§ **WHAT IS REQUIRED**
Write the records below out in full, character for character, with no pictures.
───── SUPPLIED MATERIAL ─────
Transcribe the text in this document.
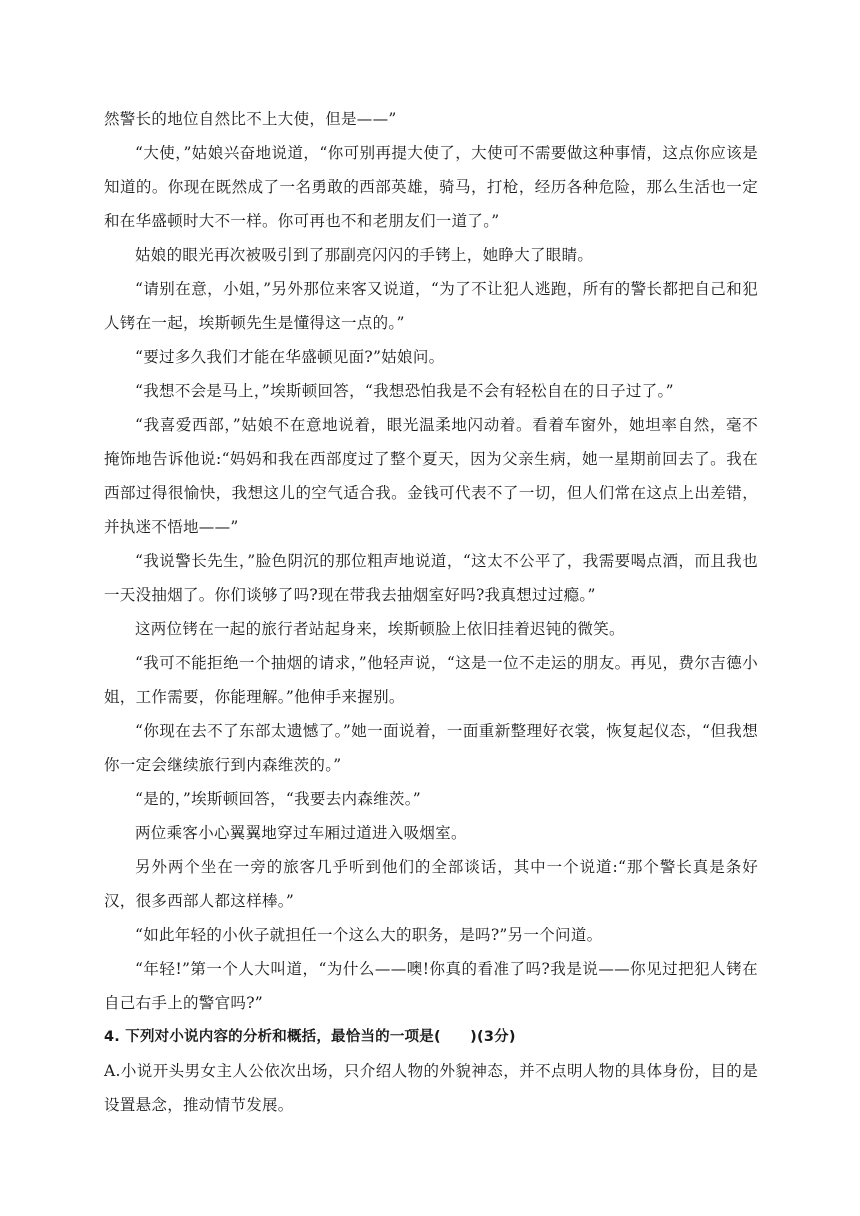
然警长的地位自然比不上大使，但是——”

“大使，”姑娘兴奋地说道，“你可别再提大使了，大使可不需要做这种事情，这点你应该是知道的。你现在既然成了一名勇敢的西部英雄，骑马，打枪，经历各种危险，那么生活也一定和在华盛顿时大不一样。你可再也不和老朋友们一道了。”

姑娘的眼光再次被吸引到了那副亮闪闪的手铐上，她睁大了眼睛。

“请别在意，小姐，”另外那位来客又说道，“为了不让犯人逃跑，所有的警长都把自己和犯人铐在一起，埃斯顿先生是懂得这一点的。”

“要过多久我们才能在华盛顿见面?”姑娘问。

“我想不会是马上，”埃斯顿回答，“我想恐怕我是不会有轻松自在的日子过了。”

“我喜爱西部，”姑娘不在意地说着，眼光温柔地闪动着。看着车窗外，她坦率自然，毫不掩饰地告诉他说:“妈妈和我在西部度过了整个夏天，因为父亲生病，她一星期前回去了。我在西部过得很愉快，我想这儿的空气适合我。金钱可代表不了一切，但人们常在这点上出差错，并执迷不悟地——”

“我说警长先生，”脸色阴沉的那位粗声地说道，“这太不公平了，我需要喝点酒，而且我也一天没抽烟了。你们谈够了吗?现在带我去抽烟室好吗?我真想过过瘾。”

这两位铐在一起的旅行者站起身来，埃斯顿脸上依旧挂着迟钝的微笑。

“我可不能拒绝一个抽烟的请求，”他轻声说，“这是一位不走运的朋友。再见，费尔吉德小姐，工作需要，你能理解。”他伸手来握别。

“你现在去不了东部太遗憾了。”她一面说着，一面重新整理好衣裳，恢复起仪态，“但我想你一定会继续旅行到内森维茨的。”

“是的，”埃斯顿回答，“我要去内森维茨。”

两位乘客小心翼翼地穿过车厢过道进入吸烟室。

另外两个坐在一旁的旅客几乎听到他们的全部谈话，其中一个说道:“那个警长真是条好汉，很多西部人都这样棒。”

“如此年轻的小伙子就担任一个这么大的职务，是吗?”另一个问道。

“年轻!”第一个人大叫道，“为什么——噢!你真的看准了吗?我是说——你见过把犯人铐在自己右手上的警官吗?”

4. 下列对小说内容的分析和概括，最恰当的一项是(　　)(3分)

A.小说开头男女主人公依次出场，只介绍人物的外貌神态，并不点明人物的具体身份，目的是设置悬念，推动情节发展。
─────
§ **TASK RESULT**
Transcribe the text in this document.
然警长的地位自然比不上大使，但是——”

“大使，”姑娘兴奋地说道，“你可别再提大使了，大使可不需要做这种事情，这点你应该是知道的。你现在既然成了一名勇敢的西部英雄，骑马，打枪，经历各种危险，那么生活也一定和在华盛顿时大不一样。你可再也不和老朋友们一道了。”

姑娘的眼光再次被吸引到了那副亮闪闪的手铐上，她睁大了眼睛。

“请别在意，小姐，”另外那位来客又说道，“为了不让犯人逃跑，所有的警长都把自己和犯人铐在一起，埃斯顿先生是懂得这一点的。”

“要过多久我们才能在华盛顿见面?”姑娘问。

“我想不会是马上，”埃斯顿回答，“我想恐怕我是不会有轻松自在的日子过了。”

“我喜爱西部，”姑娘不在意地说着，眼光温柔地闪动着。看着车窗外，她坦率自然，毫不掩饰地告诉他说:“妈妈和我在西部度过了整个夏天，因为父亲生病，她一星期前回去了。我在西部过得很愉快，我想这儿的空气适合我。金钱可代表不了一切，但人们常在这点上出差错，并执迷不悟地——”

“我说警长先生，”脸色阴沉的那位粗声地说道，“这太不公平了，我需要喝点酒，而且我也一天没抽烟了。你们谈够了吗?现在带我去抽烟室好吗?我真想过过瘾。”

这两位铐在一起的旅行者站起身来，埃斯顿脸上依旧挂着迟钝的微笑。

“我可不能拒绝一个抽烟的请求，”他轻声说，“这是一位不走运的朋友。再见，费尔吉德小姐，工作需要，你能理解。”他伸手来握别。

“你现在去不了东部太遗憾了。”她一面说着，一面重新整理好衣裳，恢复起仪态，“但我想你一定会继续旅行到内森维茨的。”

“是的，”埃斯顿回答，“我要去内森维茨。”

两位乘客小心翼翼地穿过车厢过道进入吸烟室。

另外两个坐在一旁的旅客几乎听到他们的全部谈话，其中一个说道:“那个警长真是条好汉，很多西部人都这样棒。”

“如此年轻的小伙子就担任一个这么大的职务，是吗?”另一个问道。

“年轻!”第一个人大叫道，“为什么——噢!你真的看准了吗?我是说——你见过把犯人铐在自己右手上的警官吗?”

4. 下列对小说内容的分析和概括，最恰当的一项是(　　)(3分)

A.小说开头男女主人公依次出场，只介绍人物的外貌神态，并不点明人物的具体身份，目的是设置悬念，推动情节发展。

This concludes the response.